- **WHAT IS NEEDED**: Reproduce the listing below without any change.
--- Start of RAW DATA ---
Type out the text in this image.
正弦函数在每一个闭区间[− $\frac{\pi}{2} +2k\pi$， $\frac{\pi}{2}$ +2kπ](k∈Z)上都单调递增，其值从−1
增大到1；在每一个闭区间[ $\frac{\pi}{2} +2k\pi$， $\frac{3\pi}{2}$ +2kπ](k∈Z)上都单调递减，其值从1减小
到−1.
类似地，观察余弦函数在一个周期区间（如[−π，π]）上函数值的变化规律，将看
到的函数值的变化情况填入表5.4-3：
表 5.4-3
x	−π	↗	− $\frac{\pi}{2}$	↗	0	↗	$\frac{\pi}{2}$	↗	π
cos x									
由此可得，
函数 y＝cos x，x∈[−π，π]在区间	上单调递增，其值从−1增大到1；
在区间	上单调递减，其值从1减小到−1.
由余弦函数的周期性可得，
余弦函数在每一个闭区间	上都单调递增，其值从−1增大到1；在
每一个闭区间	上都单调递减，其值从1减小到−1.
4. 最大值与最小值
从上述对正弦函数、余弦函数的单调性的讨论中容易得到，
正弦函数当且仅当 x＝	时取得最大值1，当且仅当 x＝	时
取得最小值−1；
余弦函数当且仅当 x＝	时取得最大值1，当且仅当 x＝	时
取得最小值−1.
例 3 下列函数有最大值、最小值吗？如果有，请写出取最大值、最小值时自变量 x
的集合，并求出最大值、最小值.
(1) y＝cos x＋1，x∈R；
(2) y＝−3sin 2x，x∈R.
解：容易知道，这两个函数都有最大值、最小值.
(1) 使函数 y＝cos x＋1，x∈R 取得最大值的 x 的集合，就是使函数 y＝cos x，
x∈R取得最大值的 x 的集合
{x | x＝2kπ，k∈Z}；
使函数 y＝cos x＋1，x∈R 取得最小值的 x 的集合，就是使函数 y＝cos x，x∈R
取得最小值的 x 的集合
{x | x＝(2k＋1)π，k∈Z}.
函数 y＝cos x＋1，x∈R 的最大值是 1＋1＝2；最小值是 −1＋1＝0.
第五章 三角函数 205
--- End of RAW DATA ---
- **ANSWER TO THIS PROBLEM**:
Type out the text in this image.
正弦函数在每一个闭区间[− $\frac{\pi}{2} +2k\pi$， $\frac{\pi}{2}$ +2kπ](k∈Z)上都单调递增，其值从−1
增大到1；在每一个闭区间[ $\frac{\pi}{2} +2k\pi$， $\frac{3\pi}{2}$ +2kπ](k∈Z)上都单调递减，其值从1减小
到−1.
类似地，观察余弦函数在一个周期区间（如[−π，π]）上函数值的变化规律，将看
到的函数值的变化情况填入表5.4-3：
表 5.4-3
x	−π	↗	− $\frac{\pi}{2}$	↗	0	↗	$\frac{\pi}{2}$	↗	π
cos x									
由此可得，
函数 y＝cos x，x∈[−π，π]在区间	上单调递增，其值从−1增大到1；
在区间	上单调递减，其值从1减小到−1.
由余弦函数的周期性可得，
余弦函数在每一个闭区间	上都单调递增，其值从−1增大到1；在
每一个闭区间	上都单调递减，其值从1减小到−1.
4. 最大值与最小值
从上述对正弦函数、余弦函数的单调性的讨论中容易得到，
正弦函数当且仅当 x＝	时取得最大值1，当且仅当 x＝	时
取得最小值−1；
余弦函数当且仅当 x＝	时取得最大值1，当且仅当 x＝	时
取得最小值−1.
例 3 下列函数有最大值、最小值吗？如果有，请写出取最大值、最小值时自变量 x
的集合，并求出最大值、最小值.
(1) y＝cos x＋1，x∈R；
(2) y＝−3sin 2x，x∈R.
解：容易知道，这两个函数都有最大值、最小值.
(1) 使函数 y＝cos x＋1，x∈R 取得最大值的 x 的集合，就是使函数 y＝cos x，
x∈R取得最大值的 x 的集合
{x | x＝2kπ，k∈Z}；
使函数 y＝cos x＋1，x∈R 取得最小值的 x 的集合，就是使函数 y＝cos x，x∈R
取得最小值的 x 的集合
{x | x＝(2k＋1)π，k∈Z}.
函数 y＝cos x＋1，x∈R 的最大值是 1＋1＝2；最小值是 −1＋1＝0.
第五章 三角函数 205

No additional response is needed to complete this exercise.